--- SUPPLIED ENTRIES ---

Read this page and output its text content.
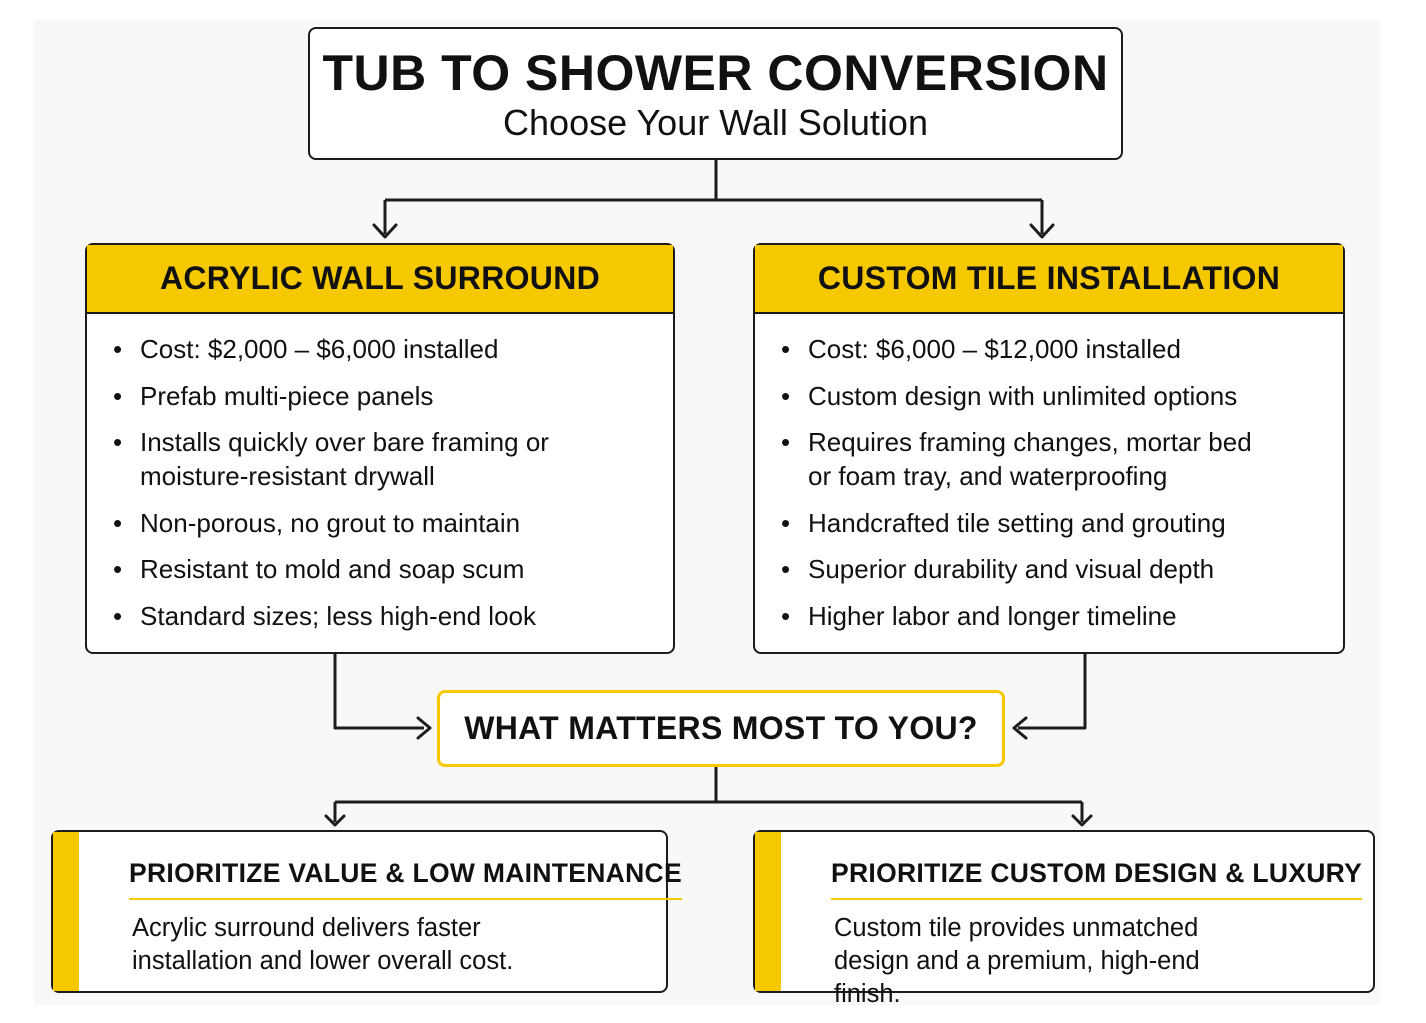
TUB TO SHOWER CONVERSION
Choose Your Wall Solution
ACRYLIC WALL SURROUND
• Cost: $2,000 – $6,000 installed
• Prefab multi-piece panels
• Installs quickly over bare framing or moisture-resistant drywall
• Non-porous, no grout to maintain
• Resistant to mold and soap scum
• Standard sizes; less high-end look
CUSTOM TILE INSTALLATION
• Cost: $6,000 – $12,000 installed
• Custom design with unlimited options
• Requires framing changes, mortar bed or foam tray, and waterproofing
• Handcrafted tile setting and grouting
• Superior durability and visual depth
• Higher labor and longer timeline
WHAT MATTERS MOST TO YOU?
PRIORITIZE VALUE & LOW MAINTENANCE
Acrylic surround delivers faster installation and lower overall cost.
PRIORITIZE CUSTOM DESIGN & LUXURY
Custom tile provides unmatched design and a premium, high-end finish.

---

# TASK STATEMENT
Where a line holds the string "installed", copy that line.

# RESPONSE TO THIS TASK
• Cost: $2,000 – $6,000 installed
• Cost: $6,000 – $12,000 installed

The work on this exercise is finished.